* **Stated exercise**: Spot every line with the word "JSON" and return it.
==== Provided data
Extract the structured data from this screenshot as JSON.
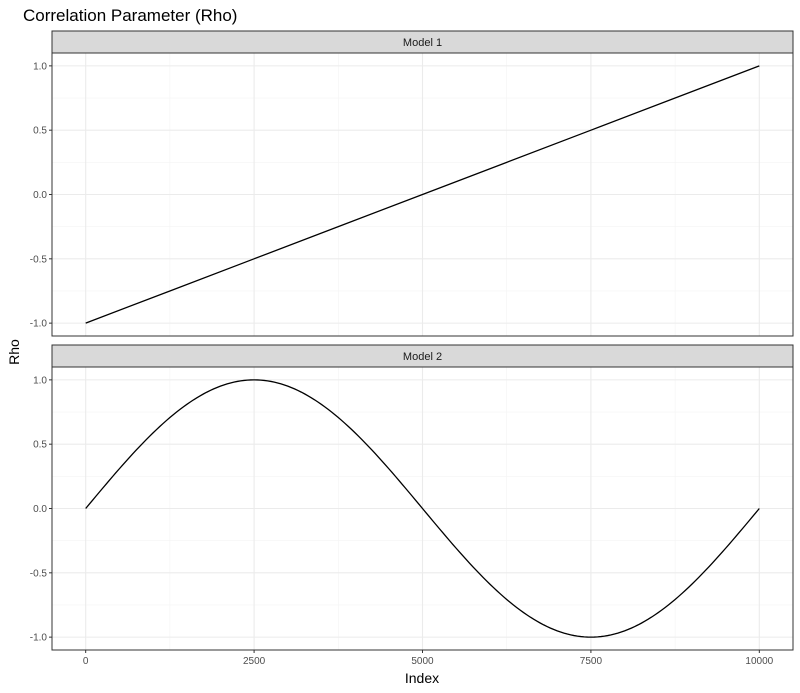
{
  "title": "Correlation Parameter (Rho)",
  "chart_data": {
    "type": "line",
    "title": "Correlation Parameter (Rho)",
    "xlabel": "Index",
    "ylabel": "Rho",
    "xlim": [
      0,
      10000
    ],
    "ylim": [
      -1.0,
      1.0
    ],
    "x_ticks": [
      0,
      2500,
      5000,
      7500,
      10000
    ],
    "x_tick_labels": [
      "0",
      "2500",
      "5000",
      "7500",
      "10000"
    ],
    "y_ticks": [
      1.0,
      0.5,
      0.0,
      -0.5,
      -1.0
    ],
    "y_tick_labels": [
      "1.0",
      "0.5",
      "0.0",
      "-0.5",
      "-1.0"
    ],
    "grid": true,
    "panels": [
      {
        "strip": "Model 1",
        "x": [
          0,
          1250,
          2500,
          3750,
          5000,
          6250,
          7500,
          8750,
          10000
        ],
        "y": [
          -1.0,
          -0.75,
          -0.5,
          -0.25,
          0.0,
          0.25,
          0.5,
          0.75,
          1.0
        ]
      },
      {
        "strip": "Model 2",
        "x": [
          0,
          500,
          1000,
          1500,
          2000,
          2500,
          3000,
          3500,
          4000,
          4500,
          5000,
          5500,
          6000,
          6500,
          7000,
          7500,
          8000,
          8500,
          9000,
          9500,
          10000
        ],
        "y": [
          0.0,
          0.309,
          0.588,
          0.809,
          0.951,
          1.0,
          0.951,
          0.809,
          0.588,
          0.309,
          0.0,
          -0.309,
          -0.588,
          -0.809,
          -0.951,
          -1.0,
          -0.951,
          -0.809,
          -0.588,
          -0.309,
          0.0
        ]
      }
    ]
  }
}
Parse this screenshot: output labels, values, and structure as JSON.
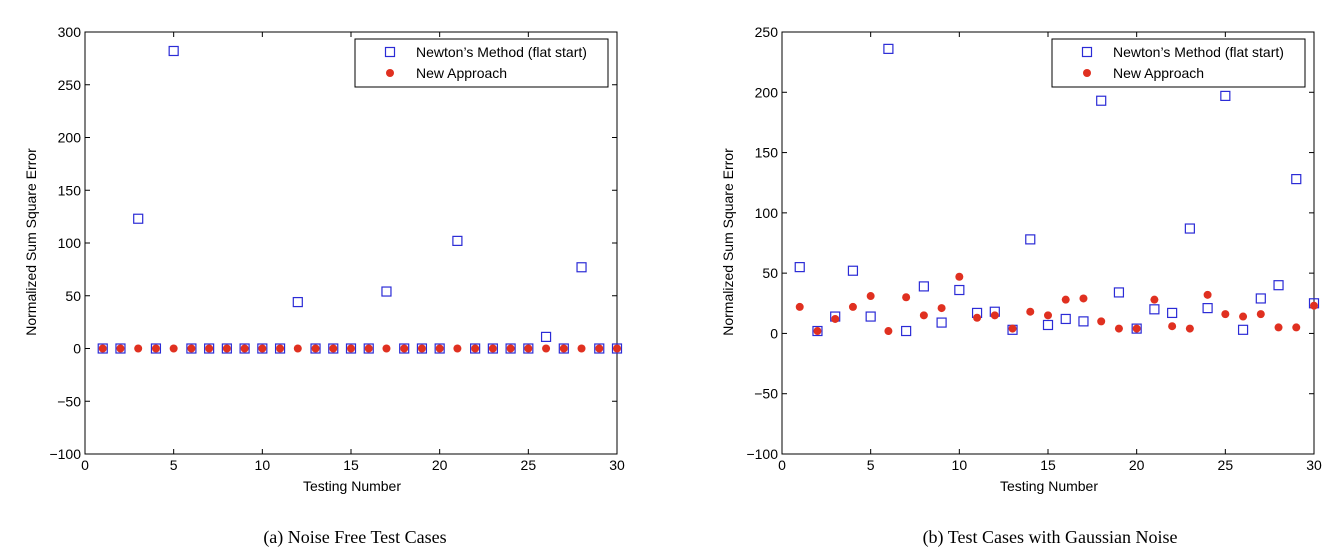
========
* **Complete output**:
Extract the structured data from this screenshot as JSON.
Parse this screenshot: output labels, values, and structure as JSON.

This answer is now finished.